▶ The exercise
Extract the complete data exactly as given.

Saved entries:

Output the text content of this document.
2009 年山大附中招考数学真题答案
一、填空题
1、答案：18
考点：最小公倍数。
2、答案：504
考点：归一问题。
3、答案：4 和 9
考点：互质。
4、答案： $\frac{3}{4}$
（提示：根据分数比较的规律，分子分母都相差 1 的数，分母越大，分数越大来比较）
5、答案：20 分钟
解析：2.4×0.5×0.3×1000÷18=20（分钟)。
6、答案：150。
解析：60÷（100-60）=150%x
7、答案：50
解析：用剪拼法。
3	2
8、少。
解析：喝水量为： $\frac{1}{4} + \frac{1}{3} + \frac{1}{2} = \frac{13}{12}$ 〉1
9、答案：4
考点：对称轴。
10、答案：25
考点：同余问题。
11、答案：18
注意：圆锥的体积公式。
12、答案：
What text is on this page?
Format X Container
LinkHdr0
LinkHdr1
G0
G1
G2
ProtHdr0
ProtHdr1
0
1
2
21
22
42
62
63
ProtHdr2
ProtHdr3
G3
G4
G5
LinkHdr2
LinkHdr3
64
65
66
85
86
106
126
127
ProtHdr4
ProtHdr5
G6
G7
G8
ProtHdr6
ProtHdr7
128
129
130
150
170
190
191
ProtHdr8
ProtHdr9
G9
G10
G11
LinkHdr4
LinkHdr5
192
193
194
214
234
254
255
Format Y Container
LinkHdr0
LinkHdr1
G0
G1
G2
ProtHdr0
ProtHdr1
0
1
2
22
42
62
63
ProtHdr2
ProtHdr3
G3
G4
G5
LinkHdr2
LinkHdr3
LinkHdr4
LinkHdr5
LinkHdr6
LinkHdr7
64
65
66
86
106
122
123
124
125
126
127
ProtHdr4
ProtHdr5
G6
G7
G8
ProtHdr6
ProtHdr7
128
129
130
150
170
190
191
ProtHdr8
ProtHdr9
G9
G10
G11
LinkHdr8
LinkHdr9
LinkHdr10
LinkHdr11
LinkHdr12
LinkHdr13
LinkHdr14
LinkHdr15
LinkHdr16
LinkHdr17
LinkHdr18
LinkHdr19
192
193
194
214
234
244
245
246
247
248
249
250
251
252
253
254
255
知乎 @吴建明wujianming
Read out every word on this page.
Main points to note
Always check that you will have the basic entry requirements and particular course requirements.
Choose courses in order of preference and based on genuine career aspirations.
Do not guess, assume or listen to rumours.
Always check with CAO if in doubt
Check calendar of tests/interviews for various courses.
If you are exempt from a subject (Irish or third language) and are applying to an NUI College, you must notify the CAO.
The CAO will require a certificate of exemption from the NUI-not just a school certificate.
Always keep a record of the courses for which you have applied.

▶ Expected output
Output the text content of this document.
2009 年山大附中招考数学真题答案
一、填空题
1、答案：18
考点：最小公倍数。
2、答案：504
考点：归一问题。
3、答案：4 和 9
考点：互质。
4、答案： $\frac{3}{4}$
（提示：根据分数比较的规律，分子分母都相差 1 的数，分母越大，分数越大来比较）
5、答案：20 分钟
解析：2.4×0.5×0.3×1000÷18=20（分钟)。
6、答案：150。
解析：60÷（100-60）=150%x
7、答案：50
解析：用剪拼法。
3	2
8、少。
解析：喝水量为： $\frac{1}{4} + \frac{1}{3} + \frac{1}{2} = \frac{13}{12}$ 〉1
9、答案：4
考点：对称轴。
10、答案：25
考点：同余问题。
11、答案：18
注意：圆锥的体积公式。
12、答案：
What text is on this page?
Format X Container
LinkHdr0
LinkHdr1
G0
G1
G2
ProtHdr0
ProtHdr1
0
1
2
21
22
42
62
63
ProtHdr2
ProtHdr3
G3
G4
G5
LinkHdr2
LinkHdr3
64
65
66
85
86
106
126
127
ProtHdr4
ProtHdr5
G6
G7
G8
ProtHdr6
ProtHdr7
128
129
130
150
170
190
191
ProtHdr8
ProtHdr9
G9
G10
G11
LinkHdr4
LinkHdr5
192
193
194
214
234
254
255
Format Y Container
LinkHdr0
LinkHdr1
G0
G1
G2
ProtHdr0
ProtHdr1
0
1
2
22
42
62
63
ProtHdr2
ProtHdr3
G3
G4
G5
LinkHdr2
LinkHdr3
LinkHdr4
LinkHdr5
LinkHdr6
LinkHdr7
64
65
66
86
106
122
123
124
125
126
127
ProtHdr4
ProtHdr5
G6
G7
G8
ProtHdr6
ProtHdr7
128
129
130
150
170
190
191
ProtHdr8
ProtHdr9
G9
G10
G11
LinkHdr8
LinkHdr9
LinkHdr10
LinkHdr11
LinkHdr12
LinkHdr13
LinkHdr14
LinkHdr15
LinkHdr16
LinkHdr17
LinkHdr18
LinkHdr19
192
193
194
214
234
244
245
246
247
248
249
250
251
252
253
254
255
知乎 @吴建明wujianming
Read out every word on this page.
Main points to note
Always check that you will have the basic entry requirements and particular course requirements.
Choose courses in order of preference and based on genuine career aspirations.
Do not guess, assume or listen to rumours.
Always check with CAO if in doubt
Check calendar of tests/interviews for various courses.
If you are exempt from a subject (Irish or third language) and are applying to an NUI College, you must notify the CAO.
The CAO will require a certificate of exemption from the NUI-not just a school certificate.
Always keep a record of the courses for which you have applied.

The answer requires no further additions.